**EXERCISE INSTRUCTIONS**
Copy out the entries below precisely; nothing is to be omitted.

**LISTED RECORDS**
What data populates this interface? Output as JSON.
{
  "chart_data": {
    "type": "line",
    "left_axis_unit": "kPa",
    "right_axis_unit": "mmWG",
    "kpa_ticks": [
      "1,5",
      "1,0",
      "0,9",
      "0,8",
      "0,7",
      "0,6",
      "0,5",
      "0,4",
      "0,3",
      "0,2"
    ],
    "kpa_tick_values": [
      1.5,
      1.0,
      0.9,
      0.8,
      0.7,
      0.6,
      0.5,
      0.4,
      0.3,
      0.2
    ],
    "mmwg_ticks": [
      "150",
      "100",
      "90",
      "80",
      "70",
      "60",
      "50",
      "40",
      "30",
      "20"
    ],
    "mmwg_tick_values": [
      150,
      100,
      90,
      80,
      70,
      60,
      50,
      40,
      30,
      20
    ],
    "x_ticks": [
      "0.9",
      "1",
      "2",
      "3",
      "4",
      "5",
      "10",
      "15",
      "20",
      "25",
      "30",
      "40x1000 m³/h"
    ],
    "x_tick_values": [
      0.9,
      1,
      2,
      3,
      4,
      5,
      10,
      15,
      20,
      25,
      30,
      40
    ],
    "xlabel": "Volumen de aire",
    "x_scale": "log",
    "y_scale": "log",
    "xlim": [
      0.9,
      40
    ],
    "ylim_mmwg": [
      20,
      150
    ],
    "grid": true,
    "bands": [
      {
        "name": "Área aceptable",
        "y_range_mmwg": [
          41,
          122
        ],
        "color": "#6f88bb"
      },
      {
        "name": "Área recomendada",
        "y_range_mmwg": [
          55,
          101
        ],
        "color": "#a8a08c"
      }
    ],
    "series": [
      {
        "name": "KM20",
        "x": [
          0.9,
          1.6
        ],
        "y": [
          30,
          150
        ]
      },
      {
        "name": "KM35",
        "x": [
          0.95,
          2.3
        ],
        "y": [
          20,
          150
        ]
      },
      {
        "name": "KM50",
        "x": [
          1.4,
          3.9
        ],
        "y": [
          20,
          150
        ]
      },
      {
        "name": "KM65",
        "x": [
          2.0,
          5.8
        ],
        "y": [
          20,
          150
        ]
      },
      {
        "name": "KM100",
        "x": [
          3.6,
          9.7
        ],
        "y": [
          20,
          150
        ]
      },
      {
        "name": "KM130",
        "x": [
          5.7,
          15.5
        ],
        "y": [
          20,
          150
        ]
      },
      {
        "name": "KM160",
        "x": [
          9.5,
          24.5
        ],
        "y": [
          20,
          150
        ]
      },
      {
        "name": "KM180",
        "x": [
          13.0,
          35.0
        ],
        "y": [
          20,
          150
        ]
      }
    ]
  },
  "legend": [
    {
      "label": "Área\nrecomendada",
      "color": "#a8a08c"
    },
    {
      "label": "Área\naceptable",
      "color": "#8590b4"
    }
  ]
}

**TASK RESPONSE**
What data populates this interface? Output as JSON.
{
  "chart_data": {
    "type": "line",
    "left_axis_unit": "kPa",
    "right_axis_unit": "mmWG",
    "kpa_ticks": [
      "1,5",
      "1,0",
      "0,9",
      "0,8",
      "0,7",
      "0,6",
      "0,5",
      "0,4",
      "0,3",
      "0,2"
    ],
    "kpa_tick_values": [
      1.5,
      1.0,
      0.9,
      0.8,
      0.7,
      0.6,
      0.5,
      0.4,
      0.3,
      0.2
    ],
    "mmwg_ticks": [
      "150",
      "100",
      "90",
      "80",
      "70",
      "60",
      "50",
      "40",
      "30",
      "20"
    ],
    "mmwg_tick_values": [
      150,
      100,
      90,
      80,
      70,
      60,
      50,
      40,
      30,
      20
    ],
    "x_ticks": [
      "0.9",
      "1",
      "2",
      "3",
      "4",
      "5",
      "10",
      "15",
      "20",
      "25",
      "30",
      "40x1000 m³/h"
    ],
    "x_tick_values": [
      0.9,
      1,
      2,
      3,
      4,
      5,
      10,
      15,
      20,
      25,
      30,
      40
    ],
    "xlabel": "Volumen de aire",
    "x_scale": "log",
    "y_scale": "log",
    "xlim": [
      0.9,
      40
    ],
    "ylim_mmwg": [
      20,
      150
    ],
    "grid": true,
    "bands": [
      {
        "name": "Área aceptable",
        "y_range_mmwg": [
          41,
          122
        ],
        "color": "#6f88bb"
      },
      {
        "name": "Área recomendada",
        "y_range_mmwg": [
          55,
          101
        ],
        "color": "#a8a08c"
      }
    ],
    "series": [
      {
        "name": "KM20",
        "x": [
          0.9,
          1.6
        ],
        "y": [
          30,
          150
        ]
      },
      {
        "name": "KM35",
        "x": [
          0.95,
          2.3
        ],
        "y": [
          20,
          150
        ]
      },
      {
        "name": "KM50",
        "x": [
          1.4,
          3.9
        ],
        "y": [
          20,
          150
        ]
      },
      {
        "name": "KM65",
        "x": [
          2.0,
          5.8
        ],
        "y": [
          20,
          150
        ]
      },
      {
        "name": "KM100",
        "x": [
          3.6,
          9.7
        ],
        "y": [
          20,
          150
        ]
      },
      {
        "name": "KM130",
        "x": [
          5.7,
          15.5
        ],
        "y": [
          20,
          150
        ]
      },
      {
        "name": "KM160",
        "x": [
          9.5,
          24.5
        ],
        "y": [
          20,
          150
        ]
      },
      {
        "name": "KM180",
        "x": [
          13.0,
          35.0
        ],
        "y": [
          20,
          150
        ]
      }
    ]
  },
  "legend": [
    {
      "label": "Área\nrecomendada",
      "color": "#a8a08c"
    },
    {
      "label": "Área\naceptable",
      "color": "#8590b4"
    }
  ]
}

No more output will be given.